* BEGIN Data provided *

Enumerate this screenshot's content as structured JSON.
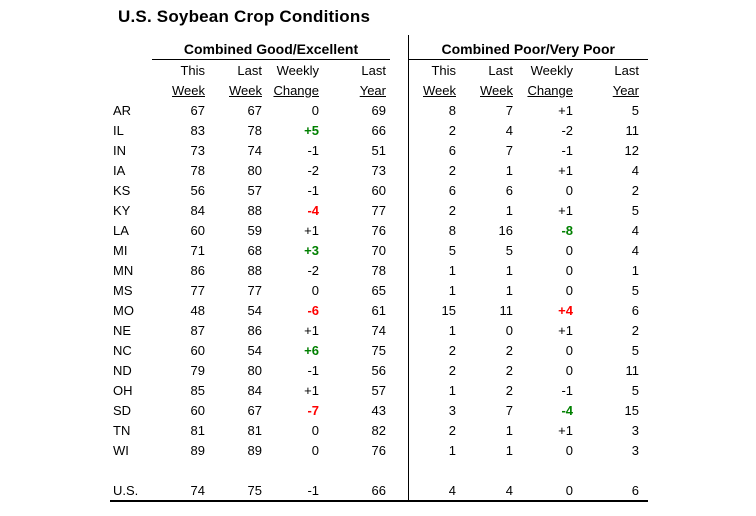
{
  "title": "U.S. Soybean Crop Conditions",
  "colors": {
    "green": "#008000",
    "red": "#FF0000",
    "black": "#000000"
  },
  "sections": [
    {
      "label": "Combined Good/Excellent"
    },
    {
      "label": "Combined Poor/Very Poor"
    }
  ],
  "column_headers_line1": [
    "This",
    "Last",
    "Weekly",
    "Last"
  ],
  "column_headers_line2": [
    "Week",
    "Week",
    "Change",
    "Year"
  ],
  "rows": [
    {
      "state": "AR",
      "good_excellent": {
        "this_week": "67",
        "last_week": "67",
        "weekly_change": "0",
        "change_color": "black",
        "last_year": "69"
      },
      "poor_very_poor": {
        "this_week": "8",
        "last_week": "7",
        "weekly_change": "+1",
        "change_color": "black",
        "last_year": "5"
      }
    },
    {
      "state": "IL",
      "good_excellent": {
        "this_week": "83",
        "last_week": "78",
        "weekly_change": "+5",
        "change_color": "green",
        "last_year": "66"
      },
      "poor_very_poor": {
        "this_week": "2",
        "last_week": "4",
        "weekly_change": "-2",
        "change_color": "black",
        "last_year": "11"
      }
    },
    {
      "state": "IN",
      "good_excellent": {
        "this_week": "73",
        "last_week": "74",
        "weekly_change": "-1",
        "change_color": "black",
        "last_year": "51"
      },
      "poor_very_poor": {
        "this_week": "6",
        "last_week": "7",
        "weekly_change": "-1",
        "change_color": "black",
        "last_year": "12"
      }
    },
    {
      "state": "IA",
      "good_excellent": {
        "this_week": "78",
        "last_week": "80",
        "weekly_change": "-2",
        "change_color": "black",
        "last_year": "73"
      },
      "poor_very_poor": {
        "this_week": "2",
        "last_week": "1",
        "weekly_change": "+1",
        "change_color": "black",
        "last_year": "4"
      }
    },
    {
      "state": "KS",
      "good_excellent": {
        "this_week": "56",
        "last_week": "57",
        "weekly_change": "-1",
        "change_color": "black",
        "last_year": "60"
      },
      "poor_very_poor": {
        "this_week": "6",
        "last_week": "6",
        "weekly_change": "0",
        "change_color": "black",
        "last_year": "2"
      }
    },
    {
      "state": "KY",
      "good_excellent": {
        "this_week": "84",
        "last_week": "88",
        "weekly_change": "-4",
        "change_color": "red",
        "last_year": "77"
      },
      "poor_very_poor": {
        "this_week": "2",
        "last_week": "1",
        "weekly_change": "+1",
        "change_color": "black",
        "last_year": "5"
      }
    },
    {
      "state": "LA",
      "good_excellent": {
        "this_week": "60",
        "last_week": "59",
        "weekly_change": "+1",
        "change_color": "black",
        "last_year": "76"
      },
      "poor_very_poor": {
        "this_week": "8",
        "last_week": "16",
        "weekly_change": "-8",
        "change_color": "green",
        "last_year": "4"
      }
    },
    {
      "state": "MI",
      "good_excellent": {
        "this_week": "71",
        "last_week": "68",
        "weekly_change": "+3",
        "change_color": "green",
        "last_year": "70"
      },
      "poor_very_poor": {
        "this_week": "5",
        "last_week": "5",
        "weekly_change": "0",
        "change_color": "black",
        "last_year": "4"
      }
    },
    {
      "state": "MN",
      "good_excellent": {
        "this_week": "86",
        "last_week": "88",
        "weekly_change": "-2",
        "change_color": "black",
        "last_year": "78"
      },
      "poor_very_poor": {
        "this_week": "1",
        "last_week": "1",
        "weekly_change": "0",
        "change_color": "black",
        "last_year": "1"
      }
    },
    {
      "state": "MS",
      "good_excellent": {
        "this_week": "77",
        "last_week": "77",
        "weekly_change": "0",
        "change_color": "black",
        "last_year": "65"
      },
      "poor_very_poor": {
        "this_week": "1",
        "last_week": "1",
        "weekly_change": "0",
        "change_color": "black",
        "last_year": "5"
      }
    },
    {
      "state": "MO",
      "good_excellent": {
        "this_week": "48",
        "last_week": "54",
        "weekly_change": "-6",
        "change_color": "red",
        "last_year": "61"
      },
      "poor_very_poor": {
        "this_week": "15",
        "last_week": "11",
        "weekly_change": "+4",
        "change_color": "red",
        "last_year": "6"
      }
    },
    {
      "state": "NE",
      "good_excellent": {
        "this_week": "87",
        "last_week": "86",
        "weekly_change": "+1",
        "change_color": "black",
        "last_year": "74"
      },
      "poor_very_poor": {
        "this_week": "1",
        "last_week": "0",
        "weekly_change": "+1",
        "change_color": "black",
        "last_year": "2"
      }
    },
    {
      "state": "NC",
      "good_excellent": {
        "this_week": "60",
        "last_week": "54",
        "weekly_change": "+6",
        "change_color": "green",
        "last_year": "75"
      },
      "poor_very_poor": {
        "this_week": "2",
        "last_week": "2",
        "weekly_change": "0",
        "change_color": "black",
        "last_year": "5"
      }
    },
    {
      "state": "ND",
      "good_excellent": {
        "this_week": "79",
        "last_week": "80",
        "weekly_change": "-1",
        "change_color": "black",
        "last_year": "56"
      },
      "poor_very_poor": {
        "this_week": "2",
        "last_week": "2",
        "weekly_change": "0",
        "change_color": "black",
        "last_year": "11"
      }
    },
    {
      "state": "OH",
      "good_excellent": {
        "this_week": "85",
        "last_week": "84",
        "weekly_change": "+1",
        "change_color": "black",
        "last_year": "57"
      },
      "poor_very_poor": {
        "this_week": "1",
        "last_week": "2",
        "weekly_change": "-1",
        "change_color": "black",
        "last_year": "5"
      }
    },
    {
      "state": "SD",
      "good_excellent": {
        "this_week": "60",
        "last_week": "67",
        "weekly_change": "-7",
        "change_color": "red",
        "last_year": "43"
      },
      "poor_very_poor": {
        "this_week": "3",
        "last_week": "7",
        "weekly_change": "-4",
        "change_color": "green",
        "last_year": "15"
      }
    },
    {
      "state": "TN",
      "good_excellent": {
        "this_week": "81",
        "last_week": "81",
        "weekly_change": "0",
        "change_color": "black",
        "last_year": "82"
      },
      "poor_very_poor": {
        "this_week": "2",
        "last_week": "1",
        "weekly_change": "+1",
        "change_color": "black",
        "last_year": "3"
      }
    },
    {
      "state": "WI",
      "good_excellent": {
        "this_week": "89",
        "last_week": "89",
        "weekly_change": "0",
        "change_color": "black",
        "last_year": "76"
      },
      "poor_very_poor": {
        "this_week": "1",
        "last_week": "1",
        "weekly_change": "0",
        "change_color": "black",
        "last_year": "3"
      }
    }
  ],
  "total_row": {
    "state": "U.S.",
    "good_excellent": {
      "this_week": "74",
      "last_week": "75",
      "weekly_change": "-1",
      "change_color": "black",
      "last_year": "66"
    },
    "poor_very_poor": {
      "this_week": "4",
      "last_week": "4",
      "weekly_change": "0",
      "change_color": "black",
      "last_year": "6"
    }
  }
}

* END Data provided *
* BEGIN Data provided *

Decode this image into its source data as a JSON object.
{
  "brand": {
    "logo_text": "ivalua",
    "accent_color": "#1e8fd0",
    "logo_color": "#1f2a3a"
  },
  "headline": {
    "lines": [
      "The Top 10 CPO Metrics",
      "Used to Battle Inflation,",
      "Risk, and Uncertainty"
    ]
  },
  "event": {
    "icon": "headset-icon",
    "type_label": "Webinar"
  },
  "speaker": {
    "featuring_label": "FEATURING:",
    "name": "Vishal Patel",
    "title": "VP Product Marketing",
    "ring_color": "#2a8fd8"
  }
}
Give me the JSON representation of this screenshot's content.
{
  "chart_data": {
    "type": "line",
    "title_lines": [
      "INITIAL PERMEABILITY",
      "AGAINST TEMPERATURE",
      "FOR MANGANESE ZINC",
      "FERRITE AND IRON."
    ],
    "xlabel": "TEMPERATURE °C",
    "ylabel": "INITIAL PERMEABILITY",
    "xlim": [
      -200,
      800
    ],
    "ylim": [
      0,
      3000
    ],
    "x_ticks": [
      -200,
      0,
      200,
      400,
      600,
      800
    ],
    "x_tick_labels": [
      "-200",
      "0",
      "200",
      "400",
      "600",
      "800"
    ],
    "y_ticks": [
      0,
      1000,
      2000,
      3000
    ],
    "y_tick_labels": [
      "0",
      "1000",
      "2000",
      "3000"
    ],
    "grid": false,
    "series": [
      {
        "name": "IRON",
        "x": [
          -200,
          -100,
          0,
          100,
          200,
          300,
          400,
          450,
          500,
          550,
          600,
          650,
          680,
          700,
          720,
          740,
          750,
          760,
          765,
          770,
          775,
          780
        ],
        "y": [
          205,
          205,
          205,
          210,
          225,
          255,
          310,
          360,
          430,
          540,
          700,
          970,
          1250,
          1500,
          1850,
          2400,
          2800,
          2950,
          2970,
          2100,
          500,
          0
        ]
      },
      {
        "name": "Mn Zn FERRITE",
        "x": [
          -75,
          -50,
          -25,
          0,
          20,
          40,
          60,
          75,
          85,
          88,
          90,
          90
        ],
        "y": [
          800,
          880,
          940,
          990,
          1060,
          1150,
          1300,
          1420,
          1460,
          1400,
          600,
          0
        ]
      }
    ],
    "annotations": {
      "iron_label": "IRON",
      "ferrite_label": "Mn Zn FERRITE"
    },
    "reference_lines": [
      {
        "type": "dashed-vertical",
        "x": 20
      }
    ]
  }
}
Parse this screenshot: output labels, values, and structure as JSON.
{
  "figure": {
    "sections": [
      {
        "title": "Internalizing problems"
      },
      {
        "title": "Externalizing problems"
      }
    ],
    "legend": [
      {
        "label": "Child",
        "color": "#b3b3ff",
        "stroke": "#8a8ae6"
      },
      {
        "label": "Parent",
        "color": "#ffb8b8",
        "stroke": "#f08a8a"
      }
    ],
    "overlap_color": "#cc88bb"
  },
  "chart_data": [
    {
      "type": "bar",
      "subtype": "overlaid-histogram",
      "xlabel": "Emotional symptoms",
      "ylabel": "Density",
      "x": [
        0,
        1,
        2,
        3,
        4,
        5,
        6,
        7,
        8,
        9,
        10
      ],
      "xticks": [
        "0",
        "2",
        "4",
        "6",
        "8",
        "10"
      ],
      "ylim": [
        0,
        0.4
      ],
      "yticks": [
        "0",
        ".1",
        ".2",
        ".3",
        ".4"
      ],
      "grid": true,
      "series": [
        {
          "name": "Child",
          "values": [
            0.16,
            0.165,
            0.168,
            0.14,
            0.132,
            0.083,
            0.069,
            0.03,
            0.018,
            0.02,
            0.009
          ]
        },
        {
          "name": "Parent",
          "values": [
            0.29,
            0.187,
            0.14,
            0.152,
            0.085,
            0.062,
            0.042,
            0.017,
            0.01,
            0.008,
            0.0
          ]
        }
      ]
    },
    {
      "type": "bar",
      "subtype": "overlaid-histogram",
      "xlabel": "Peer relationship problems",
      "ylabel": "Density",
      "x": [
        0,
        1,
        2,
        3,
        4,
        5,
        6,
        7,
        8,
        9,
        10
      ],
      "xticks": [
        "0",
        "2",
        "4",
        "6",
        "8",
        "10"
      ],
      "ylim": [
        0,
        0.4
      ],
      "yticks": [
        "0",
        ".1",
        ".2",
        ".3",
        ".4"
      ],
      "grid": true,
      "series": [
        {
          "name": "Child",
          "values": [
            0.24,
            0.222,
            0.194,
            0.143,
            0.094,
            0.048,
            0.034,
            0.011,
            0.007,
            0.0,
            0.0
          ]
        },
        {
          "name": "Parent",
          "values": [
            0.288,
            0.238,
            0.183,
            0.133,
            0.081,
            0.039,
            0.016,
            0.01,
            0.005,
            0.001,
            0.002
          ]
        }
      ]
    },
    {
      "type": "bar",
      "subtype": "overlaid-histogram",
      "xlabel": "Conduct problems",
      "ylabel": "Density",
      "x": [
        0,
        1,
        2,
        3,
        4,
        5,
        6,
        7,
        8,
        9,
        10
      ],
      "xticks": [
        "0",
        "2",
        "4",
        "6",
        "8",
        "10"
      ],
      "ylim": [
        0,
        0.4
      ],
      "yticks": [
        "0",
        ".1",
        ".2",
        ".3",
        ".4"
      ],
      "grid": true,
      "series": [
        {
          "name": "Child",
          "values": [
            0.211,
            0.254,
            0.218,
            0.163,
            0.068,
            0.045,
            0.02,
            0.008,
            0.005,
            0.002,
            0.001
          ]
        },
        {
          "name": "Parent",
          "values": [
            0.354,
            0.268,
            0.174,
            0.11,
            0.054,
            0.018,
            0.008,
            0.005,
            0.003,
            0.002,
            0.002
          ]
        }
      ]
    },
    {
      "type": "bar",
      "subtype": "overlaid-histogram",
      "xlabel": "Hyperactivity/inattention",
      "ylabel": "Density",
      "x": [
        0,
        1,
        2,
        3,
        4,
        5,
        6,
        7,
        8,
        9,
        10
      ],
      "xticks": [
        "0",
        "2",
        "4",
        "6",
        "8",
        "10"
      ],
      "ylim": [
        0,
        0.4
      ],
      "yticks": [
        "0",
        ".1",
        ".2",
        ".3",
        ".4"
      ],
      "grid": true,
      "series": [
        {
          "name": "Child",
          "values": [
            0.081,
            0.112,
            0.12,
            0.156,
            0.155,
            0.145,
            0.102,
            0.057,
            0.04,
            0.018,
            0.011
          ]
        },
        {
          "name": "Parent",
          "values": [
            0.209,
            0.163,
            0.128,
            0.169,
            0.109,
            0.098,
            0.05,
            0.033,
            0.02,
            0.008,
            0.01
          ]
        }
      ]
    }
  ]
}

* END Data provided *

* [Stated task]: Go through the material and select each line with the string "PERMEABILITY" in it.

* [Exercise solution]:
      "INITIAL PERMEABILITY",
    "ylabel": "INITIAL PERMEABILITY",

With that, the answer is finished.